§ **Direction**:
Pull out from the material below all lines with "Turn".

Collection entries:
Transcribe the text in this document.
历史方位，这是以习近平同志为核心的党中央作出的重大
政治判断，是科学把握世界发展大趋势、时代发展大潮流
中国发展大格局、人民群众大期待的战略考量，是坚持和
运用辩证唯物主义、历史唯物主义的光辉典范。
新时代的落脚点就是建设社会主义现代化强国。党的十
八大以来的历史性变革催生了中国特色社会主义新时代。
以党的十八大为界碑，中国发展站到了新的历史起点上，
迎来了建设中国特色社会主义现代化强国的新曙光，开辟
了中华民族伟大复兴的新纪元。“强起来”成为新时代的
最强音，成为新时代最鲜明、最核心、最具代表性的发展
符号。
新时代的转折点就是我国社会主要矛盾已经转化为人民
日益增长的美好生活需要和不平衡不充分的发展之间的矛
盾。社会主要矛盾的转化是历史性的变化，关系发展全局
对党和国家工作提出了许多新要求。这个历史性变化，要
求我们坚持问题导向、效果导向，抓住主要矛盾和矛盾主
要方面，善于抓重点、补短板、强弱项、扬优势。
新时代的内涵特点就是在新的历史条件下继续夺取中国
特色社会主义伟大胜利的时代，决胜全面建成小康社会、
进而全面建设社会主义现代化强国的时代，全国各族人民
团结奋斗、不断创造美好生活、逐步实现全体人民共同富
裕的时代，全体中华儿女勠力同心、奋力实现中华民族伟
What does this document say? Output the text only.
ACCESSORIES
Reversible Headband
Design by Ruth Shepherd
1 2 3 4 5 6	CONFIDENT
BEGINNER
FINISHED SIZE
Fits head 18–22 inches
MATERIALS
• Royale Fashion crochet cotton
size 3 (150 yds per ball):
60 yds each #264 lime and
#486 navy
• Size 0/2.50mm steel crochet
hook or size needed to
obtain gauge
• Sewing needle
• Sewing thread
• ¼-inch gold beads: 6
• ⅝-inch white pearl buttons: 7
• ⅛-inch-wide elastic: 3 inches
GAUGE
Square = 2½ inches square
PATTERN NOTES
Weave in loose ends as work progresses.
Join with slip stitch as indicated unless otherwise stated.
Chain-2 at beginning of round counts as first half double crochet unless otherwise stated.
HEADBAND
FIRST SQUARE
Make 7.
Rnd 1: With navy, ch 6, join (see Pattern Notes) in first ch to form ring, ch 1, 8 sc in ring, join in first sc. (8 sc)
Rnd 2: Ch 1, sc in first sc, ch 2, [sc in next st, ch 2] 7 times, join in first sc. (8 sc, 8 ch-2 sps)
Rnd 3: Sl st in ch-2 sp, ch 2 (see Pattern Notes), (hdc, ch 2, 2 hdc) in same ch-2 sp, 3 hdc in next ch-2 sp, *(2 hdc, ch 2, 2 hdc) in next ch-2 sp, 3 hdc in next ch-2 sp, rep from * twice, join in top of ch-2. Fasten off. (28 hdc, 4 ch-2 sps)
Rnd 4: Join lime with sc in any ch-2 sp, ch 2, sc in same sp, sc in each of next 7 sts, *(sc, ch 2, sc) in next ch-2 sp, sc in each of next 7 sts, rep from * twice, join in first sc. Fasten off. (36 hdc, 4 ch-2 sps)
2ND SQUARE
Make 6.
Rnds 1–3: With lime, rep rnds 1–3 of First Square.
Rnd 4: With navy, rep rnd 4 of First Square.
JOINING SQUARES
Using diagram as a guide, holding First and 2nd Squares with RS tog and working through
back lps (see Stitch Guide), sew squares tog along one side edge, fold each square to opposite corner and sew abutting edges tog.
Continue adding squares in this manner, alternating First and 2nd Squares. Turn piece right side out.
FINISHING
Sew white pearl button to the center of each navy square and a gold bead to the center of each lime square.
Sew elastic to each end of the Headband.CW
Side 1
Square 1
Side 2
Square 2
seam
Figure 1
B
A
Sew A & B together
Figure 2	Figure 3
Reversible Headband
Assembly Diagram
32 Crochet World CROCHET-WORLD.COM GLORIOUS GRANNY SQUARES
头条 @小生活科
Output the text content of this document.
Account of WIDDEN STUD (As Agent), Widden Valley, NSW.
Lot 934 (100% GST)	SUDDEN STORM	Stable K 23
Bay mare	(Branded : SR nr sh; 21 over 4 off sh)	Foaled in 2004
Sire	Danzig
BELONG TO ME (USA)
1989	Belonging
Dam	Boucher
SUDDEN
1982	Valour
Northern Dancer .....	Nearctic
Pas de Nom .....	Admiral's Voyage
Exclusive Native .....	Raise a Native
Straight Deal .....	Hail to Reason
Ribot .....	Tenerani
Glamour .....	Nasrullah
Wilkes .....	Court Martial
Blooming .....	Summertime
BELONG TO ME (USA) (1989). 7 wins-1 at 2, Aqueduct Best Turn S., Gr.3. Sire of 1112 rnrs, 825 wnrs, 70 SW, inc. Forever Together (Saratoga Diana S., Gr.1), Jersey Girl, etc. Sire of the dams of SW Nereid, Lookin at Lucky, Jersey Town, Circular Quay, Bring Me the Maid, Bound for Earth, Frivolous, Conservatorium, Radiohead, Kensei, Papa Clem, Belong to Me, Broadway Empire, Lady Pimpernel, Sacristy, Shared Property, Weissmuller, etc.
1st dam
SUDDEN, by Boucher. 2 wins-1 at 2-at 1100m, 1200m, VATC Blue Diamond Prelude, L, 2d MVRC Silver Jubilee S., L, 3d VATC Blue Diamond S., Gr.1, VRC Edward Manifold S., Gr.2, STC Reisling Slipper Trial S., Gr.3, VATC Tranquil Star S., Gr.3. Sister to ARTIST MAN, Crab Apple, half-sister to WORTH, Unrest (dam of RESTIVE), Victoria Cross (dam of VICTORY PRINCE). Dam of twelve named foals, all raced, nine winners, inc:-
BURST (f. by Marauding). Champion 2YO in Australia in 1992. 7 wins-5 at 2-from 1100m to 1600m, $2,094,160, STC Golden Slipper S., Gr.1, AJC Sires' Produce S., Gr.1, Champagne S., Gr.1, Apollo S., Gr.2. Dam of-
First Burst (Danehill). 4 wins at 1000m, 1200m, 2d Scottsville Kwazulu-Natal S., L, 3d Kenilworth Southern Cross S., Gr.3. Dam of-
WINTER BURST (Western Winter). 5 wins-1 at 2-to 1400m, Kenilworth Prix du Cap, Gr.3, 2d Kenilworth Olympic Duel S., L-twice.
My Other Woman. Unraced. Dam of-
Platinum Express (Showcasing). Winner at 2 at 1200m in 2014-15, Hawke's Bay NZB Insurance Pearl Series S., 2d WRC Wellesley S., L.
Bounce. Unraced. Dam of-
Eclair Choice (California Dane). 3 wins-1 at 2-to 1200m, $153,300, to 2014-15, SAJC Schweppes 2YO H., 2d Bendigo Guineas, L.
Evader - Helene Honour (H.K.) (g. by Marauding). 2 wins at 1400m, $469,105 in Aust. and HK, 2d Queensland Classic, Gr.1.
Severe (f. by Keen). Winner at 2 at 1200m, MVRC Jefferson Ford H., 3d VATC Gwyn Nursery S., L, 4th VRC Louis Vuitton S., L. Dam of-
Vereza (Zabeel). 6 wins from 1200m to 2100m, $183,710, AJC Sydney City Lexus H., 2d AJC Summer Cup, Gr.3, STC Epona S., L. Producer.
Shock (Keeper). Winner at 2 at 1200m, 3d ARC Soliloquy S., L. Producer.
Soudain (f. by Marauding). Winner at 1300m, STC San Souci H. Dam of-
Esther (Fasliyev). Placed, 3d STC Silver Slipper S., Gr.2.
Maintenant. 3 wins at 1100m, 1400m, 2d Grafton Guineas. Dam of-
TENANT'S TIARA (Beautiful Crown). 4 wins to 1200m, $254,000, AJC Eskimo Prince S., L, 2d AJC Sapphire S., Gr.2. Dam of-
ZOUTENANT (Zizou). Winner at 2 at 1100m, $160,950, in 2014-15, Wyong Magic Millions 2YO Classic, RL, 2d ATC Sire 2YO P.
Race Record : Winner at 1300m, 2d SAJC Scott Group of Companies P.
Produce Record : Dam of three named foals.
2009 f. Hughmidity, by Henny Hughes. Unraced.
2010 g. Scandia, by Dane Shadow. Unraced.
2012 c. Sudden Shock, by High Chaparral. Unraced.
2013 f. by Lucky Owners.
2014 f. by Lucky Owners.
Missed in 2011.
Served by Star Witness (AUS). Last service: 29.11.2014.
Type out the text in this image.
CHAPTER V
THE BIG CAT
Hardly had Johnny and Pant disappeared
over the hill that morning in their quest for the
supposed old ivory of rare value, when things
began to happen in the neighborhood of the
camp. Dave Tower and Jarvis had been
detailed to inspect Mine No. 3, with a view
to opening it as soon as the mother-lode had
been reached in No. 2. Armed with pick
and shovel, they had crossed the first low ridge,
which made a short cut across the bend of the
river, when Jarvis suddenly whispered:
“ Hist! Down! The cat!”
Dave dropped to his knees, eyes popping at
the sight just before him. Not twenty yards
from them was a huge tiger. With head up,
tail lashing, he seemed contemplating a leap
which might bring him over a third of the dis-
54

§ **Worked answer**:
Continue adding squares in this manner, alternating First and 2nd Squares. Turn piece right side out.
BELONG TO ME (USA) (1989). 7 wins-1 at 2, Aqueduct Best Turn S., Gr.3. Sire of 1112 rnrs, 825 wnrs, 70 SW, inc. Forever Together (Saratoga Diana S., Gr.1), Jersey Girl, etc. Sire of the dams of SW Nereid, Lookin at Lucky, Jersey Town, Circular Quay, Bring Me the Maid, Bound for Earth, Frivolous, Conservatorium, Radiohead, Kensei, Papa Clem, Belong to Me, Broadway Empire, Lady Pimpernel, Sacristy, Shared Property, Weissmuller, etc.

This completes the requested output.